Find the lines of data that contain the string "SDTVAR", then list them.

-- start --

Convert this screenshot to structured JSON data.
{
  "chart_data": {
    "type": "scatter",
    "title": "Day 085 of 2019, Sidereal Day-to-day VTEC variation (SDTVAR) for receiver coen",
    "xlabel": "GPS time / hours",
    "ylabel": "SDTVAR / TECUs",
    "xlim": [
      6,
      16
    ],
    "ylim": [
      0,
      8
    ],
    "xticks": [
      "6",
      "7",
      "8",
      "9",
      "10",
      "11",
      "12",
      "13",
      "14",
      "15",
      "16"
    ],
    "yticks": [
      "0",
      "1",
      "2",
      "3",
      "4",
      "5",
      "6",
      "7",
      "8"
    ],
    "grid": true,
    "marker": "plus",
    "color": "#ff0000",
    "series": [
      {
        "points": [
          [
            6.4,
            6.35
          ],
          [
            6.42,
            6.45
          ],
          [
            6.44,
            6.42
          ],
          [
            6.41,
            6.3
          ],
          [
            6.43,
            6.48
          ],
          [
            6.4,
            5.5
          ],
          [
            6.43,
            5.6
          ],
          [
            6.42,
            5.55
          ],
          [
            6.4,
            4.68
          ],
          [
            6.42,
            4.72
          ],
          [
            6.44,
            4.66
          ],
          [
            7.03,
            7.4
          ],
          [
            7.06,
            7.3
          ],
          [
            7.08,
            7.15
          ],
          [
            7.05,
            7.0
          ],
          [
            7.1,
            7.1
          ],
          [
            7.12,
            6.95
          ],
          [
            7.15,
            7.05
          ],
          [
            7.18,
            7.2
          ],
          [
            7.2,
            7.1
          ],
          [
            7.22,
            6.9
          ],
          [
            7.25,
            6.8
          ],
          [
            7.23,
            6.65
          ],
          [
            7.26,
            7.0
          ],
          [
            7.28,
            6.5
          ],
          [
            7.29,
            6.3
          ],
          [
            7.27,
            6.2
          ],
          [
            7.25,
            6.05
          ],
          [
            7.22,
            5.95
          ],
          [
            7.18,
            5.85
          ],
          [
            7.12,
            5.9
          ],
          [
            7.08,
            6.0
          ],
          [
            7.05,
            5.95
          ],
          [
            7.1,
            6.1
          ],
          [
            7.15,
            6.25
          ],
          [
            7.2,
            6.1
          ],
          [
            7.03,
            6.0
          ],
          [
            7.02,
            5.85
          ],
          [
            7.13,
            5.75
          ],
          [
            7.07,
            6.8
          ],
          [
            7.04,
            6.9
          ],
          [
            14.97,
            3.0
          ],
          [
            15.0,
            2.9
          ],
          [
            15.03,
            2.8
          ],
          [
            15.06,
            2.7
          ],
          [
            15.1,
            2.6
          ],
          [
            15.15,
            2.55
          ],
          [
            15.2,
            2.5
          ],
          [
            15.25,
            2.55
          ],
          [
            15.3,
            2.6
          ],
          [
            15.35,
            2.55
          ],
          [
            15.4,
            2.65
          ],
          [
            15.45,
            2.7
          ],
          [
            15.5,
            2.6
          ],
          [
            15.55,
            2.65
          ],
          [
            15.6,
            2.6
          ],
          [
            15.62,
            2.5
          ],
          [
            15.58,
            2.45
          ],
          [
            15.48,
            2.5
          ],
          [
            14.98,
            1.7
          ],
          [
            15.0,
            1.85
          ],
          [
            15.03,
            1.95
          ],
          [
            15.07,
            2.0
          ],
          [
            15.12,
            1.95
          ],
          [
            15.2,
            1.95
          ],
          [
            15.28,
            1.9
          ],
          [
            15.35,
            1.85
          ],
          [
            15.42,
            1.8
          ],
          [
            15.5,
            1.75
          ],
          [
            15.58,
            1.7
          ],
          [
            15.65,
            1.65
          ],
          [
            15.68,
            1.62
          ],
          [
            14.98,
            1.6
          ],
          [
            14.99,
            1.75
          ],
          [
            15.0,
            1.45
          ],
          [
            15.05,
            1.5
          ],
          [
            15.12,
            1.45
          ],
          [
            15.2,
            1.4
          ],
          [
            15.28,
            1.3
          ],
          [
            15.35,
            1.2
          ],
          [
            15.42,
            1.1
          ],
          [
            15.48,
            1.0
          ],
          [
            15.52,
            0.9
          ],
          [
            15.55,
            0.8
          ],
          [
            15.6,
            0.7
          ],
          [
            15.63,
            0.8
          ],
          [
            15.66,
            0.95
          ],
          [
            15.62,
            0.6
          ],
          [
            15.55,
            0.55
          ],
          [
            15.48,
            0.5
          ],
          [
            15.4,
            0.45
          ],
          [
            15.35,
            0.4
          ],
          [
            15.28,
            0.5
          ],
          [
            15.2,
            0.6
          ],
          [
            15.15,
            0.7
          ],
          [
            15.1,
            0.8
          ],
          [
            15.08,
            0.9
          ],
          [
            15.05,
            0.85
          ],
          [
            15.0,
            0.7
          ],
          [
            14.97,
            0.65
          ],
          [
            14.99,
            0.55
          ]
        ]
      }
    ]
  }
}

-- end --

THE OUTPUT
    "title": "Day 085 of 2019, Sidereal Day-to-day VTEC variation (SDTVAR) for receiver coen",
    "ylabel": "SDTVAR / TECUs",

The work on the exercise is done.